>>
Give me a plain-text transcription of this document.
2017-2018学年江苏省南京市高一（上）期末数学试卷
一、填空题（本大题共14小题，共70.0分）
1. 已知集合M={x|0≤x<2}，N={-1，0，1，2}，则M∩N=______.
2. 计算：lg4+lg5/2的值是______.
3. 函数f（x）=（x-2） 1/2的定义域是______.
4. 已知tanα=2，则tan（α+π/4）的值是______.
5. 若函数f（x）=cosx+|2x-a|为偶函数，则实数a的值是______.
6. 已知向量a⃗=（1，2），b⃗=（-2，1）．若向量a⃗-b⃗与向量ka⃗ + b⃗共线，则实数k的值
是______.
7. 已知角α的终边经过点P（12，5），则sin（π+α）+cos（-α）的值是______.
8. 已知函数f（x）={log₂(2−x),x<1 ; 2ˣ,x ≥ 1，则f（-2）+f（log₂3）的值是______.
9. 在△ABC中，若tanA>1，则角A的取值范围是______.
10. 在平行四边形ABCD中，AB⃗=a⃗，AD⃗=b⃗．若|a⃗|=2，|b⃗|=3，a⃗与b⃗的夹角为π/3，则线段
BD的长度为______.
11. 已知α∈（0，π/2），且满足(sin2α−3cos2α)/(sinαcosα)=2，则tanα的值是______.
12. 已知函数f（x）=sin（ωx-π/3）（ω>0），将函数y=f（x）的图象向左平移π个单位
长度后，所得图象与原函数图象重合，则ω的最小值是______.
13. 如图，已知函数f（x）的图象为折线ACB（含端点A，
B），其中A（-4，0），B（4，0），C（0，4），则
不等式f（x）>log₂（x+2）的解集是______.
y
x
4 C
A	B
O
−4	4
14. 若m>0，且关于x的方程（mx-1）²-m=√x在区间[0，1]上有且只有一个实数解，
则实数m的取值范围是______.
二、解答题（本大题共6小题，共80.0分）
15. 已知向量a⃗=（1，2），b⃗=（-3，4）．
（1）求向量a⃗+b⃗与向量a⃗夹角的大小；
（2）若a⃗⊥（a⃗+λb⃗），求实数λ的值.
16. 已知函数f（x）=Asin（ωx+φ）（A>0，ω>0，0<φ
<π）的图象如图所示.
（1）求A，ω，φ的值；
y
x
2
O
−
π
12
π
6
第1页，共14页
<<
Stated exercise: Would you write down every record again, exactly?

Exercise response:
Give me a plain-text transcription of this document.
2017-2018学年江苏省南京市高一（上）期末数学试卷
一、填空题（本大题共14小题，共70.0分）
1. 已知集合M={x|0≤x<2}，N={-1，0，1，2}，则M∩N=______.
2. 计算：lg4+lg5/2的值是______.
3. 函数f（x）=（x-2） 1/2的定义域是______.
4. 已知tanα=2，则tan（α+π/4）的值是______.
5. 若函数f（x）=cosx+|2x-a|为偶函数，则实数a的值是______.
6. 已知向量a⃗=（1，2），b⃗=（-2，1）．若向量a⃗-b⃗与向量ka⃗ + b⃗共线，则实数k的值
是______.
7. 已知角α的终边经过点P（12，5），则sin（π+α）+cos（-α）的值是______.
8. 已知函数f（x）={log₂(2−x),x<1 ; 2ˣ,x ≥ 1，则f（-2）+f（log₂3）的值是______.
9. 在△ABC中，若tanA>1，则角A的取值范围是______.
10. 在平行四边形ABCD中，AB⃗=a⃗，AD⃗=b⃗．若|a⃗|=2，|b⃗|=3，a⃗与b⃗的夹角为π/3，则线段
BD的长度为______.
11. 已知α∈（0，π/2），且满足(sin2α−3cos2α)/(sinαcosα)=2，则tanα的值是______.
12. 已知函数f（x）=sin（ωx-π/3）（ω>0），将函数y=f（x）的图象向左平移π个单位
长度后，所得图象与原函数图象重合，则ω的最小值是______.
13. 如图，已知函数f（x）的图象为折线ACB（含端点A，
B），其中A（-4，0），B（4，0），C（0，4），则
不等式f（x）>log₂（x+2）的解集是______.
y
x
4 C
A	B
O
−4	4
14. 若m>0，且关于x的方程（mx-1）²-m=√x在区间[0，1]上有且只有一个实数解，
则实数m的取值范围是______.
二、解答题（本大题共6小题，共80.0分）
15. 已知向量a⃗=（1，2），b⃗=（-3，4）．
（1）求向量a⃗+b⃗与向量a⃗夹角的大小；
（2）若a⃗⊥（a⃗+λb⃗），求实数λ的值.
16. 已知函数f（x）=Asin（ωx+φ）（A>0，ω>0，0<φ
<π）的图象如图所示.
（1）求A，ω，φ的值；
y
x
2
O
−
π
12
π
6
第1页，共14页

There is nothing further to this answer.